START

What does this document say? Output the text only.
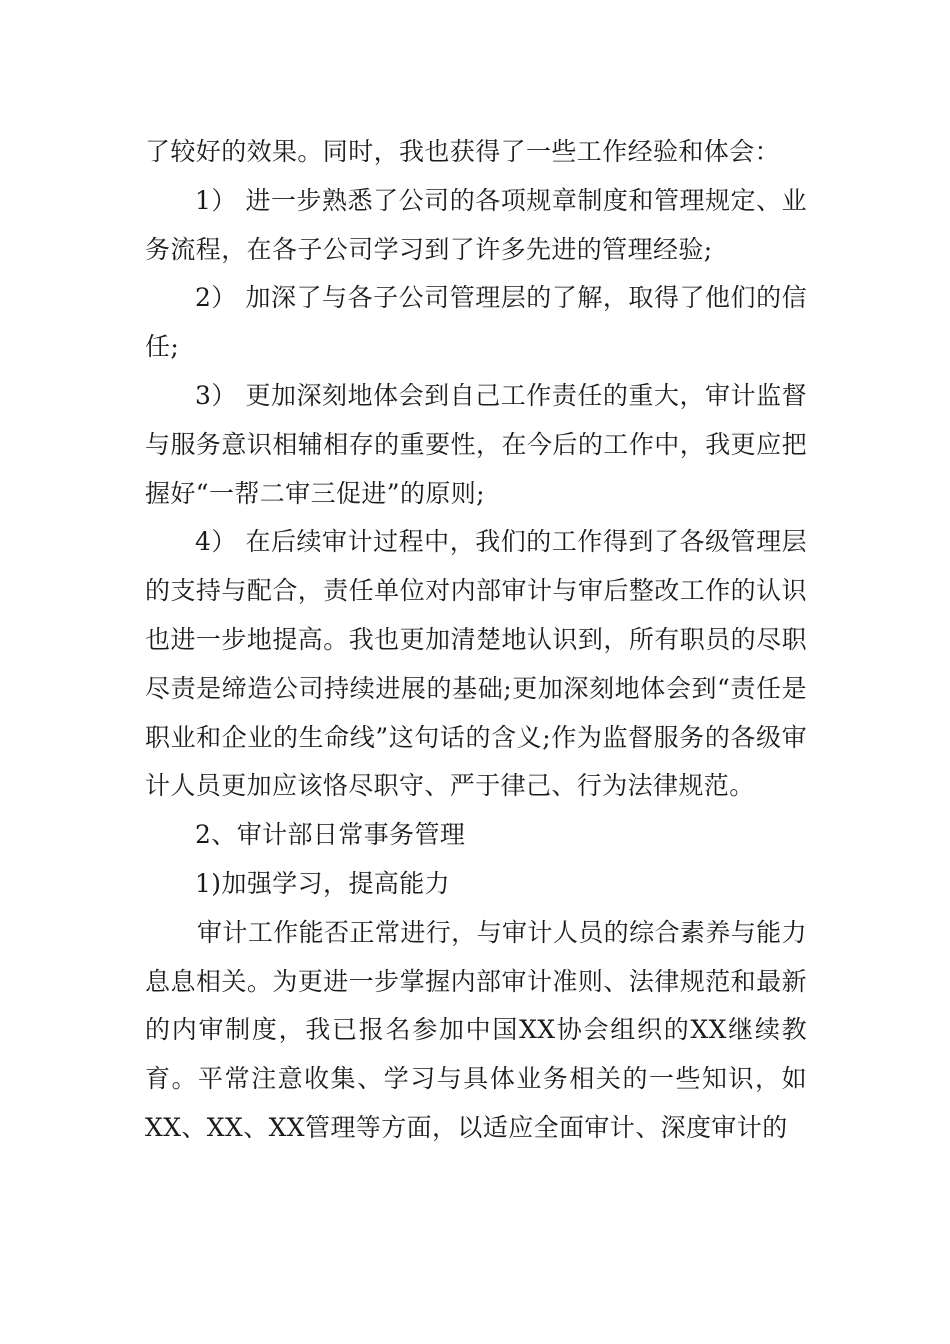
了较好的效果。同时，我也获得了一些工作经验和体会：

1） 进一步熟悉了公司的各项规章制度和管理规定、业务流程，在各子公司学习到了许多先进的管理经验;

2） 加深了与各子公司管理层的了解，取得了他们的信任;

3） 更加深刻地体会到自己工作责任的重大，审计监督与服务意识相辅相存的重要性，在今后的工作中，我更应把握好“一帮二审三促进”的原则;

4） 在后续审计过程中，我们的工作得到了各级管理层的支持与配合，责任单位对内部审计与审后整改工作的认识也进一步地提高。我也更加清楚地认识到，所有职员的尽职尽责是缔造公司持续进展的基础;更加深刻地体会到“责任是职业和企业的生命线”这句话的含义;作为监督服务的各级审计人员更加应该恪尽职守、严于律己、行为法律规范。

2、审计部日常事务管理

1)加强学习，提高能力

审计工作能否正常进行，与审计人员的综合素养与能力息息相关。为更进一步掌握内部审计准则、法律规范和最新的内审制度，我已报名参加中国XX协会组织的XX继续教育。平常注意收集、学习与具体业务相关的一些知识，如XX、XX、XX管理等方面，以适应全面审计、深度审计的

END

■ STATED PROBLEM
Make an exact copy of the whole listing, but don't bring over any pictures.

■ ANSWER TO THE PROBLEM
What does this document say? Output the text only.
了较好的效果。同时，我也获得了一些工作经验和体会：

1） 进一步熟悉了公司的各项规章制度和管理规定、业务流程，在各子公司学习到了许多先进的管理经验;

2） 加深了与各子公司管理层的了解，取得了他们的信任;

3） 更加深刻地体会到自己工作责任的重大，审计监督与服务意识相辅相存的重要性，在今后的工作中，我更应把握好“一帮二审三促进”的原则;

4） 在后续审计过程中，我们的工作得到了各级管理层的支持与配合，责任单位对内部审计与审后整改工作的认识也进一步地提高。我也更加清楚地认识到，所有职员的尽职尽责是缔造公司持续进展的基础;更加深刻地体会到“责任是职业和企业的生命线”这句话的含义;作为监督服务的各级审计人员更加应该恪尽职守、严于律己、行为法律规范。

2、审计部日常事务管理

1)加强学习，提高能力

审计工作能否正常进行，与审计人员的综合素养与能力息息相关。为更进一步掌握内部审计准则、法律规范和最新的内审制度，我已报名参加中国XX协会组织的XX继续教育。平常注意收集、学习与具体业务相关的一些知识，如XX、XX、XX管理等方面，以适应全面审计、深度审计的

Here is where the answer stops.